======== GIVEN DATA ========

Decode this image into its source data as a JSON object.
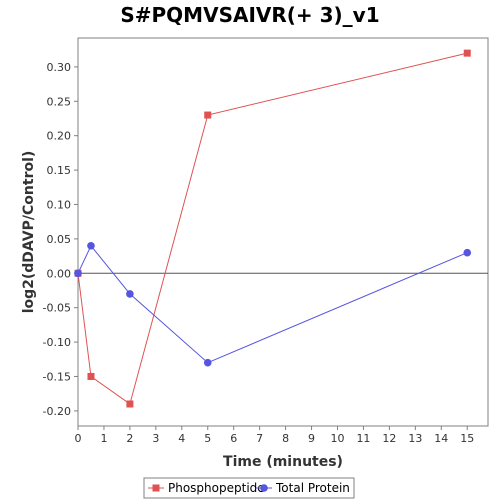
{
  "chart_data": {
    "type": "line",
    "title": "S#PQMVSAIVR(+ 3)_v1",
    "xlabel": "Time (minutes)",
    "ylabel": "log2(dDAVP/Control)",
    "xlim": [
      0,
      15.8
    ],
    "ylim": [
      -0.222,
      0.342
    ],
    "x_ticks": [
      0,
      1,
      2,
      3,
      4,
      5,
      6,
      7,
      8,
      9,
      10,
      11,
      12,
      13,
      14,
      15
    ],
    "y_ticks": [
      -0.2,
      -0.15,
      -0.1,
      -0.05,
      0.0,
      0.05,
      0.1,
      0.15,
      0.2,
      0.25,
      0.3
    ],
    "y_tick_labels": [
      "-0.20",
      "-0.15",
      "-0.10",
      "-0.05",
      "0.00",
      "0.05",
      "0.10",
      "0.15",
      "0.20",
      "0.25",
      "0.30"
    ],
    "zero_line": true,
    "grid": false,
    "legend_position": "bottom",
    "series": [
      {
        "name": "Phosphopeptide",
        "marker": "square",
        "color": "#e05252",
        "x": [
          0,
          0.5,
          2,
          5,
          15
        ],
        "y": [
          0.0,
          -0.15,
          -0.19,
          0.23,
          0.32
        ]
      },
      {
        "name": "Total Protein",
        "marker": "circle",
        "color": "#5555e0",
        "x": [
          0,
          0.5,
          2,
          5,
          15
        ],
        "y": [
          0.0,
          0.04,
          -0.03,
          -0.13,
          0.03
        ]
      }
    ]
  }
}
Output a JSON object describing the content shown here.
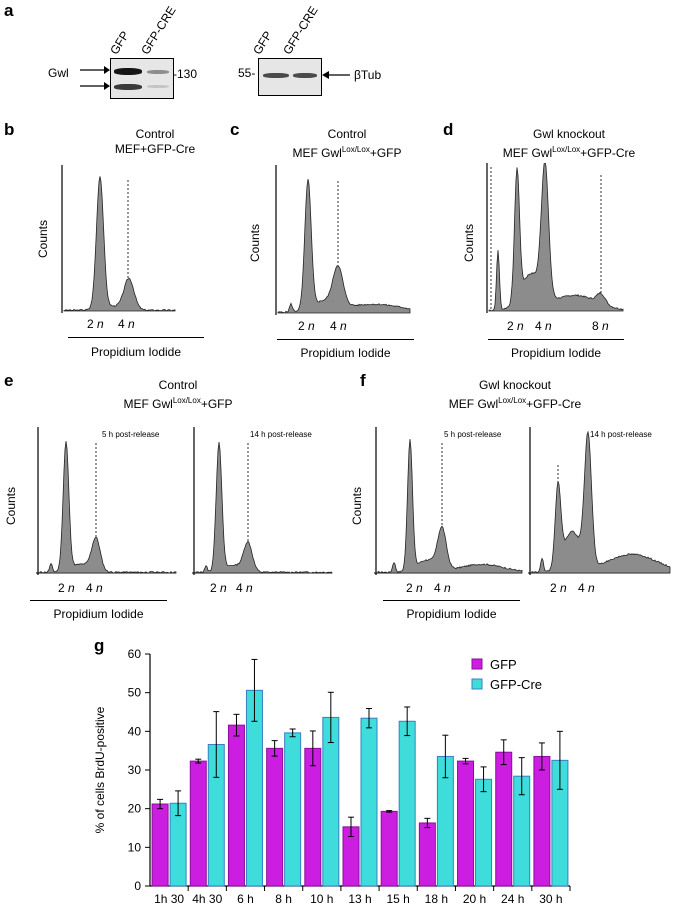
{
  "panel_a": {
    "label": "a",
    "lanes_left": [
      "GFP",
      "GFP-CRE"
    ],
    "lanes_right": [
      "GFP",
      "GFP-CRE"
    ],
    "gwl_label": "Gwl",
    "marker_130": "-130",
    "marker_55": "55-",
    "btub_label": "βTub"
  },
  "panel_b": {
    "label": "b",
    "title_line1": "Control",
    "title_line2": "MEF+GFP-Cre",
    "ylabel": "Counts",
    "x_2n": "2",
    "x_4n": "4",
    "n": "n",
    "xlabel": "Propidium Iodide"
  },
  "panel_c": {
    "label": "c",
    "title_line1": "Control",
    "title_line2_pre": "MEF Gwl",
    "title_line2_sup": "Lox/Lox",
    "title_line2_post": "+GFP",
    "ylabel": "Counts",
    "x_2n": "2",
    "x_4n": "4",
    "n": "n",
    "xlabel": "Propidium Iodide"
  },
  "panel_d": {
    "label": "d",
    "title_line1": "Gwl knockout",
    "title_line2_pre": "MEF Gwl",
    "title_line2_sup": "Lox/Lox",
    "title_line2_post": "+GFP-Cre",
    "ylabel": "Counts",
    "x_2n": "2",
    "x_4n": "4",
    "x_8n": "8",
    "n": "n",
    "xlabel": "Propidium Iodide"
  },
  "panel_e": {
    "label": "e",
    "title_line1": "Control",
    "title_line2_pre": "MEF Gwl",
    "title_line2_sup": "Lox/Lox",
    "title_line2_post": "+GFP",
    "ylabel": "Counts",
    "release_left": "5 h post-release",
    "release_right": "14 h post-release",
    "x_2n": "2",
    "x_4n": "4",
    "n": "n",
    "xlabel": "Propidium Iodide"
  },
  "panel_f": {
    "label": "f",
    "title_line1": "Gwl knockout",
    "title_line2_pre": "MEF Gwl",
    "title_line2_sup": "Lox/Lox",
    "title_line2_post": "+GFP-Cre",
    "ylabel": "Counts",
    "release_left": "5 h post-release",
    "release_right": "14 h post-release",
    "x_2n": "2",
    "x_4n": "4",
    "n": "n",
    "xlabel": "Propidium Iodide"
  },
  "panel_g": {
    "label": "g"
  },
  "colors": {
    "gfp": "#cc1ee0",
    "gfp_cre": "#3fdcdc",
    "histogram_fill": "#8c8c8c"
  },
  "chart_data": {
    "type": "bar",
    "title": "",
    "xlabel": "",
    "ylabel": "% of cells BrdU-positive",
    "ylim": [
      0,
      60
    ],
    "yticks": [
      0,
      10,
      20,
      30,
      40,
      50,
      60
    ],
    "categories": [
      "1h 30",
      "4h 30",
      "6 h",
      "8 h",
      "10 h",
      "13 h",
      "15 h",
      "18 h",
      "20 h",
      "24 h",
      "30 h"
    ],
    "series": [
      {
        "name": "GFP",
        "values": [
          21.2,
          32.3,
          41.6,
          35.6,
          35.6,
          15.3,
          19.3,
          16.3,
          32.3,
          34.6,
          33.5
        ],
        "errors": [
          1.2,
          0.5,
          2.8,
          2.0,
          4.5,
          2.5,
          0.2,
          1.2,
          0.7,
          3.2,
          3.5
        ]
      },
      {
        "name": "GFP-Cre",
        "values": [
          21.4,
          36.6,
          50.6,
          39.6,
          43.6,
          43.4,
          42.6,
          33.5,
          27.6,
          28.4,
          32.5
        ],
        "errors": [
          3.2,
          8.5,
          8.0,
          1.0,
          6.5,
          2.5,
          3.7,
          5.5,
          3.2,
          4.8,
          7.5
        ]
      }
    ],
    "legend": "top-right"
  }
}
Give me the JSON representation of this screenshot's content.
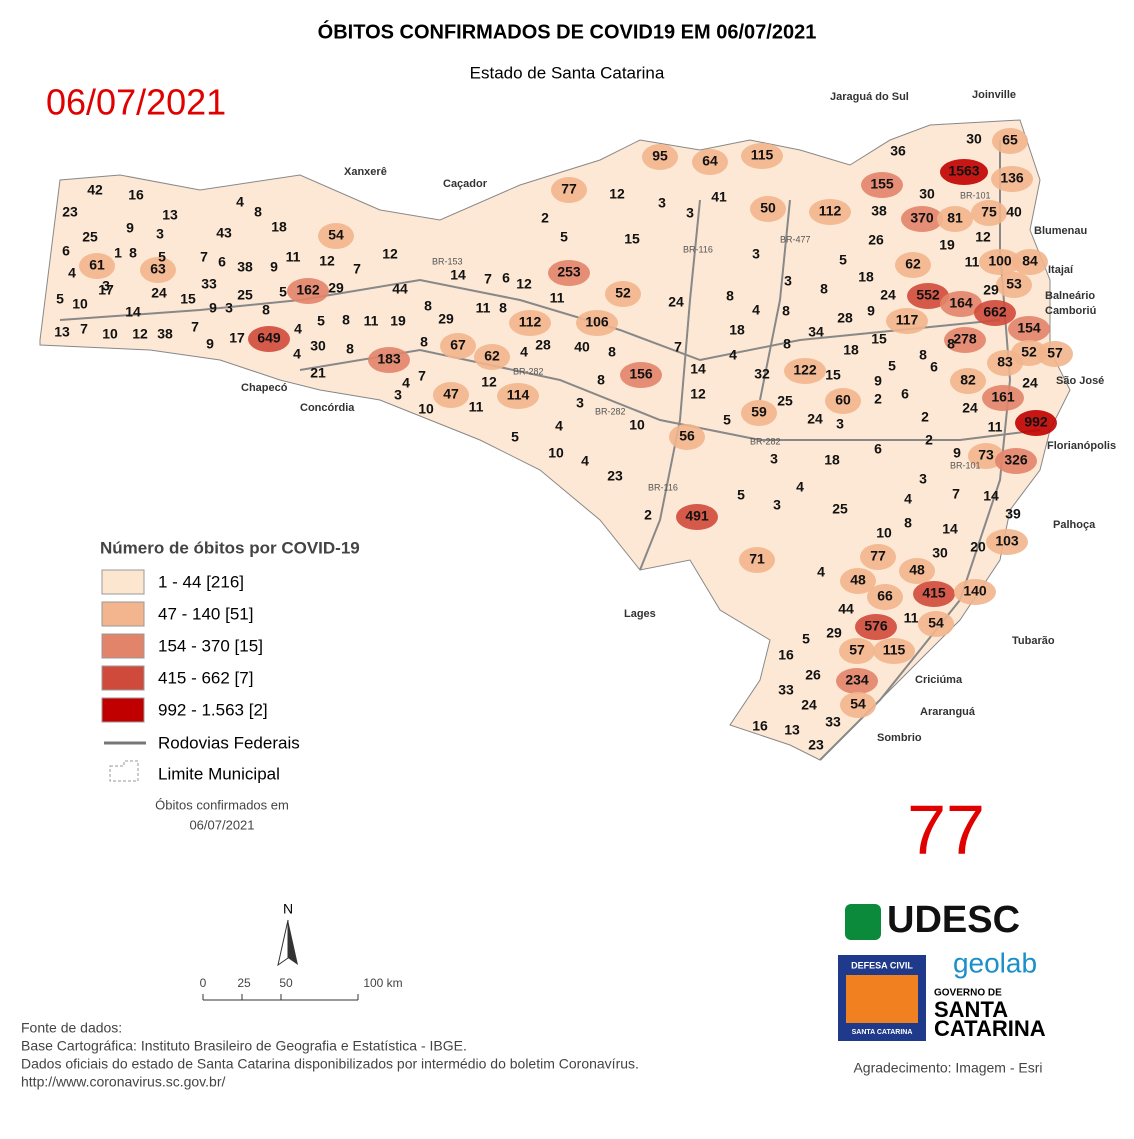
{
  "header": {
    "title": "ÓBITOS CONFIRMADOS DE COVID19 EM 06/07/2021",
    "subtitle": "Estado de Santa Catarina",
    "date_stamp": "06/07/2021"
  },
  "map": {
    "municipality_deaths": [
      42,
      16,
      23,
      13,
      4,
      8,
      9,
      25,
      3,
      43,
      18,
      6,
      1,
      8,
      5,
      7,
      6,
      38,
      9,
      11,
      12,
      7,
      54,
      12,
      61,
      63,
      4,
      3,
      24,
      33,
      162,
      29,
      44,
      14,
      5,
      10,
      17,
      14,
      15,
      9,
      3,
      25,
      5,
      7,
      6,
      12,
      13,
      7,
      10,
      12,
      38,
      7,
      9,
      17,
      649,
      8,
      4,
      5,
      8,
      11,
      19,
      8,
      29,
      11,
      8,
      112,
      52,
      11,
      106,
      30,
      8,
      4,
      21,
      183,
      8,
      67,
      62,
      4,
      28,
      40,
      8,
      7,
      4,
      3,
      10,
      47,
      12,
      11,
      114,
      8,
      156,
      5,
      4,
      3,
      10,
      4,
      23,
      10,
      2,
      56,
      491,
      12,
      14,
      7,
      4,
      18,
      8,
      24,
      15,
      3,
      3,
      41,
      12,
      2,
      5,
      253,
      77,
      95,
      64,
      115,
      50,
      3,
      3,
      4,
      8,
      34,
      8,
      28,
      122,
      32,
      15,
      18,
      59,
      25,
      24,
      60,
      3,
      5,
      3,
      18,
      6,
      5,
      3,
      4,
      25,
      10,
      8,
      77,
      48,
      66,
      4,
      44,
      30,
      48,
      415,
      140,
      11,
      54,
      576,
      57,
      115,
      29,
      5,
      16,
      26,
      33,
      234,
      54,
      24,
      33,
      16,
      13,
      23,
      112,
      38,
      26,
      5,
      18,
      24,
      9,
      15,
      8,
      36,
      155,
      1563,
      30,
      65,
      136,
      30,
      370,
      81,
      75,
      40,
      12,
      19,
      62,
      100,
      84,
      11,
      552,
      164,
      29,
      53,
      117,
      662,
      154,
      278,
      8,
      8,
      5,
      6,
      83,
      52,
      57,
      82,
      9,
      2,
      6,
      24,
      161,
      2,
      24,
      992,
      11,
      9,
      73,
      326,
      2,
      3,
      4,
      7,
      14,
      39,
      14,
      20,
      103,
      71
    ],
    "places": [
      "Jaraguá do Sul",
      "Joinville",
      "Blumenau",
      "Itajaí",
      "Balneário",
      "Camboriú",
      "São José",
      "Florianópolis",
      "Palhoça",
      "Tubarão",
      "Criciúma",
      "Araranguá",
      "Sombrio",
      "Lages",
      "Chapecó",
      "Concórdia",
      "Xanxerê",
      "Caçador"
    ],
    "road_labels": [
      "BR-153",
      "BR-116",
      "BR-477",
      "BR-101",
      "BR-282",
      "BR-282",
      "BR-282",
      "BR-116",
      "BR-101"
    ]
  },
  "legend": {
    "title": "Número de óbitos por COVID-19",
    "classes": [
      {
        "label": "1 - 44  [216]",
        "color": "#fde6d0",
        "range": [
          1,
          44
        ]
      },
      {
        "label": "47 - 140  [51]",
        "color": "#f2b58d",
        "range": [
          47,
          140
        ]
      },
      {
        "label": "154 - 370  [15]",
        "color": "#e2846a",
        "range": [
          154,
          370
        ]
      },
      {
        "label": "415 - 662  [7]",
        "color": "#d04a3b",
        "range": [
          415,
          662
        ]
      },
      {
        "label": "992 - 1.563  [2]",
        "color": "#c00000",
        "range": [
          992,
          1563
        ]
      }
    ],
    "roads": "Rodovias Federais",
    "limit": "Limite Municipal",
    "note": [
      "Óbitos confirmados em",
      "06/07/2021"
    ]
  },
  "scale": {
    "north": "N",
    "labels": [
      "0",
      "25",
      "50",
      "100 km"
    ]
  },
  "page_number": "77",
  "logos": {
    "udesc": "UDESC",
    "geolab": "geolab",
    "defesa": "DEFESA CIVIL",
    "defesa_sub": "SANTA CATARINA",
    "gov1": "GOVERNO DE",
    "gov2": "SANTA",
    "gov3": "CATARINA"
  },
  "credits": "Agradecimento: Imagem - Esri",
  "footer": [
    "Fonte de dados:",
    "Base Cartográfica: Instituto Brasileiro de Geografia e Estatística - IBGE.",
    "Dados oficiais do estado de Santa Catarina disponibilizados por intermédio do boletim Coronavírus.",
    "http://www.coronavirus.sc.gov.br/"
  ]
}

========

- [PROBLEM]:
Search the data above for the string "object" and report each line that holds it.

- [THE ANSWER]:
Decode this image into its source data as a JSON object.
Output a JSON object describing the content shown here.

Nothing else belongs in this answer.